Stored data entries
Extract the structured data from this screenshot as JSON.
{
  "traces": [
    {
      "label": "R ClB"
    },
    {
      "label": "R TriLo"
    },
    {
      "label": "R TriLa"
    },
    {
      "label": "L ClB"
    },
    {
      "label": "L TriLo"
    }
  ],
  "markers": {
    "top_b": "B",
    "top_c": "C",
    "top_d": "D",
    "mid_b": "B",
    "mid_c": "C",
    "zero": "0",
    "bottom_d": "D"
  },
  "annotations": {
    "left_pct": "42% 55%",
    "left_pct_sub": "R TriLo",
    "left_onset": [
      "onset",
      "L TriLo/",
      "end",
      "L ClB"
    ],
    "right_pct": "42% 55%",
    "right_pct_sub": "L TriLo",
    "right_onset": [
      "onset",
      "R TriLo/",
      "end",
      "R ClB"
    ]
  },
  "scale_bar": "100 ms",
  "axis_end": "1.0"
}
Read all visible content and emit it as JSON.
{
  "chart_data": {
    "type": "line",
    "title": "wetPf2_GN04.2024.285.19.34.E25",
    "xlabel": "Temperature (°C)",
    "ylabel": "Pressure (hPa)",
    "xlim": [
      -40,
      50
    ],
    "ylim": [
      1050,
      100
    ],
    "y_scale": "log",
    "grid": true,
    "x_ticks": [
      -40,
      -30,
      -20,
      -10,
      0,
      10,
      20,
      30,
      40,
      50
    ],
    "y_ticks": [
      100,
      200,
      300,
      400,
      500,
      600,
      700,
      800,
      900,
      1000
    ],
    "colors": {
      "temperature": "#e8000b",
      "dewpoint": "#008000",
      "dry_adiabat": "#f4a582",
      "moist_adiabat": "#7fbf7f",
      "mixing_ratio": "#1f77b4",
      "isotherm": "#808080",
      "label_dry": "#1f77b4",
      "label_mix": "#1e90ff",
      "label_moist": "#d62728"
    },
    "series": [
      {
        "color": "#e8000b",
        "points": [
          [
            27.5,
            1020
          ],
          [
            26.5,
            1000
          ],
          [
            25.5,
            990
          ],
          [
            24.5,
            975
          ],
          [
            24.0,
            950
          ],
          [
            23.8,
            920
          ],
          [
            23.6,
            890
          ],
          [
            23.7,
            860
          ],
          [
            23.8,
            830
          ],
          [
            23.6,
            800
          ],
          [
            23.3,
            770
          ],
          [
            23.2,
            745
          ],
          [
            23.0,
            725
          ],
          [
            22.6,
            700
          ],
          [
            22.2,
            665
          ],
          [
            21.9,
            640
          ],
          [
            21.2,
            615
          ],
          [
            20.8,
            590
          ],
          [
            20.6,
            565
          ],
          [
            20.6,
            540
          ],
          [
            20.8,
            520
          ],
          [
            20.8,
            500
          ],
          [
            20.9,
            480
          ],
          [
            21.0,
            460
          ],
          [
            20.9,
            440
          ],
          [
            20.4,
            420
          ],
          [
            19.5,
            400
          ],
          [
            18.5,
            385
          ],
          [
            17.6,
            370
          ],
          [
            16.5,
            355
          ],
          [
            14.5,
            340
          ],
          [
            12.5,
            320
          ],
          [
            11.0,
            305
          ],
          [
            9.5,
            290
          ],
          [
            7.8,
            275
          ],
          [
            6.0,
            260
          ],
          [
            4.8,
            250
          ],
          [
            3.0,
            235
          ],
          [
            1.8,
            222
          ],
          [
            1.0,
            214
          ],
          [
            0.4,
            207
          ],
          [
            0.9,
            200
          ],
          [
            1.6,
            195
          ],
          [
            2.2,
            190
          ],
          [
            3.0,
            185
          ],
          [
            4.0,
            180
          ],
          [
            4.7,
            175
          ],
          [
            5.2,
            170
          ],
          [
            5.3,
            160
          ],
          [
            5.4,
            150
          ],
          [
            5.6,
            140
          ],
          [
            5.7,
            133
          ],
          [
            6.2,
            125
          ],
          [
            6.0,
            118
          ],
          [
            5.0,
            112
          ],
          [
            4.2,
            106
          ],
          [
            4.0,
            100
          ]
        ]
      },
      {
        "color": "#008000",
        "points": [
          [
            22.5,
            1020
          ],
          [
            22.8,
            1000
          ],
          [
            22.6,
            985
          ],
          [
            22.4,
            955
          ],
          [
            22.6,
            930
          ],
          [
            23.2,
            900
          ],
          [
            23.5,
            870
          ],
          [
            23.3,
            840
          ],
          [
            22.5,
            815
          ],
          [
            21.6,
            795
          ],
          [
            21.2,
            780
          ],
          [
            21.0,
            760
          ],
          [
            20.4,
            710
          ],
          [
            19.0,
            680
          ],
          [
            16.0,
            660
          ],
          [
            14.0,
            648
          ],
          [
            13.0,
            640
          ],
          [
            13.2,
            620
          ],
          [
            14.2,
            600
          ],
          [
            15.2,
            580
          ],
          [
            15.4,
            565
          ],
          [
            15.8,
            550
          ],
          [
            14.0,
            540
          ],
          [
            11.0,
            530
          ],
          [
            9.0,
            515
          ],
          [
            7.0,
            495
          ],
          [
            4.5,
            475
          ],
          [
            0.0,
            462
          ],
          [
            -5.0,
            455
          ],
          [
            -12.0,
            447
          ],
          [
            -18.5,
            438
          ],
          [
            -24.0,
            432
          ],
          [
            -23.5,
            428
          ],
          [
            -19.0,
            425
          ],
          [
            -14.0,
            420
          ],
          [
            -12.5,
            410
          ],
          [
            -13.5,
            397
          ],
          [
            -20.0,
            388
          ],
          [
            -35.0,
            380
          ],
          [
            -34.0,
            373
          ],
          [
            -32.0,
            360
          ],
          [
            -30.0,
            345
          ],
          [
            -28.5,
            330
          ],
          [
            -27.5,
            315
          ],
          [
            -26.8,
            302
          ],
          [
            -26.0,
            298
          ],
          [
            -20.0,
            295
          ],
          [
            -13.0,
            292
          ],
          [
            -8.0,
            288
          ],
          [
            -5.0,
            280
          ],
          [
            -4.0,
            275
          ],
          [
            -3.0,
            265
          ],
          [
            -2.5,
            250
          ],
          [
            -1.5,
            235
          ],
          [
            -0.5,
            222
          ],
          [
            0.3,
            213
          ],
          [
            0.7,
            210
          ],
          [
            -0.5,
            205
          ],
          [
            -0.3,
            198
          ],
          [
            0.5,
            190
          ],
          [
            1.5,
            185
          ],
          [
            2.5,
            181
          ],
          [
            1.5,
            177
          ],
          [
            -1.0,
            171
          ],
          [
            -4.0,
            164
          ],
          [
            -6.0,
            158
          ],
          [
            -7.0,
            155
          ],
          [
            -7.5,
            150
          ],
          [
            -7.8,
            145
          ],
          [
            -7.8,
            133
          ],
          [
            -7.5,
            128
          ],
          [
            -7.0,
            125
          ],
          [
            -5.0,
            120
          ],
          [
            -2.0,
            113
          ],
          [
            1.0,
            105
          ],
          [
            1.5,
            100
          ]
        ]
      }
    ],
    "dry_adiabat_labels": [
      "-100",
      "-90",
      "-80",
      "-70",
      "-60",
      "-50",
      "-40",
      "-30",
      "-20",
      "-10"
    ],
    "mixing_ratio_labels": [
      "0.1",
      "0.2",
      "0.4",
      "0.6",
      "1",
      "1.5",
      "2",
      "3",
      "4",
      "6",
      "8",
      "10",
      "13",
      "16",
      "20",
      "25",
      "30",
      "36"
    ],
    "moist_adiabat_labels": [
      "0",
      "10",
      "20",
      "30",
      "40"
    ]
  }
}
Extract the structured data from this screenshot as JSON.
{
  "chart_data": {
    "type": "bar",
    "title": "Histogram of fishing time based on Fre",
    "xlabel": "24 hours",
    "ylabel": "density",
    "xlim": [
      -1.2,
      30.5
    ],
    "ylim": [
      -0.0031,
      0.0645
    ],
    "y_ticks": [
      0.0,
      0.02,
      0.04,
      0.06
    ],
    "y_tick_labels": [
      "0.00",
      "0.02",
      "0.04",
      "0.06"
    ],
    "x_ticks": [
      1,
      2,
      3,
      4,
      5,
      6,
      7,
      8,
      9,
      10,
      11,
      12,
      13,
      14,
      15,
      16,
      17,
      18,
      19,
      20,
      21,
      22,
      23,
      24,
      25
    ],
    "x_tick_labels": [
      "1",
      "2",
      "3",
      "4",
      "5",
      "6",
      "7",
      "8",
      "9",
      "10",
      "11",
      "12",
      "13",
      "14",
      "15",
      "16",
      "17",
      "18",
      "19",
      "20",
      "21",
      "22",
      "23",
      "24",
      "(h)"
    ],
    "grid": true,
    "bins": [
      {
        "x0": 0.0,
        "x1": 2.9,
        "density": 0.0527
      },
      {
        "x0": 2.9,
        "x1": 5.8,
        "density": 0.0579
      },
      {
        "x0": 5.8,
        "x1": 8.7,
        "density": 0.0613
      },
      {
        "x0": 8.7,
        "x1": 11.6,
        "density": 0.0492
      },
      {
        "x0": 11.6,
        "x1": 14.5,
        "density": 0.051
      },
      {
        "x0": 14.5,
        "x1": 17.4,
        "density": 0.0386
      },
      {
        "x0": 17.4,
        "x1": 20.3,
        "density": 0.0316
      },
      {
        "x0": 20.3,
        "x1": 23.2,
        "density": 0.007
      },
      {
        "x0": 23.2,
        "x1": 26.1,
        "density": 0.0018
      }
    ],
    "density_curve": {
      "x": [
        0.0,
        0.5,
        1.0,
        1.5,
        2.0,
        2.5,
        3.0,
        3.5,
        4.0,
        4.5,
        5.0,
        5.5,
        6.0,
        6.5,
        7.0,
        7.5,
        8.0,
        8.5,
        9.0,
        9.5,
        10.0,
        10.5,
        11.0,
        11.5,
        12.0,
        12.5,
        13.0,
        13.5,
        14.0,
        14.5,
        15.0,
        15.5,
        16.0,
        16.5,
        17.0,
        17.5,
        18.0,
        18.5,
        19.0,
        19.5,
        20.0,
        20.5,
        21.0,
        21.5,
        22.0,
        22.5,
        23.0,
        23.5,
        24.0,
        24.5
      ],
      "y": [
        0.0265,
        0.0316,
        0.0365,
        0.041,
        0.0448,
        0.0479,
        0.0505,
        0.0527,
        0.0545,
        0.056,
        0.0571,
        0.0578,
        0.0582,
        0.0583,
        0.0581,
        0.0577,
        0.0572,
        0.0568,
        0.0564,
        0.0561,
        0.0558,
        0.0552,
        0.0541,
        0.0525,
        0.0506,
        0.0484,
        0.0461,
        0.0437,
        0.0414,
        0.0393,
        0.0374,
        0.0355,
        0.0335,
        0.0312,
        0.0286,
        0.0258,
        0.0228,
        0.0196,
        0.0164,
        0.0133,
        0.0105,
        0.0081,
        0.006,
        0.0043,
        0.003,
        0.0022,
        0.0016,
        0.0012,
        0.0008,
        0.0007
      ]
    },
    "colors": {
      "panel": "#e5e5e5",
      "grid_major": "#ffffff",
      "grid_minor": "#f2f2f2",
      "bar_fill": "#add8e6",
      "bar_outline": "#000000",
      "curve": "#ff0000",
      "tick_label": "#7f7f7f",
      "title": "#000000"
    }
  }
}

▸ **What is asked**
Identify each line in the records above containing the word "xlabel"; copy those lines.

▸ **Exercise result**
    "xlabel": "Temperature (°C)",
    "xlabel": "24 hours",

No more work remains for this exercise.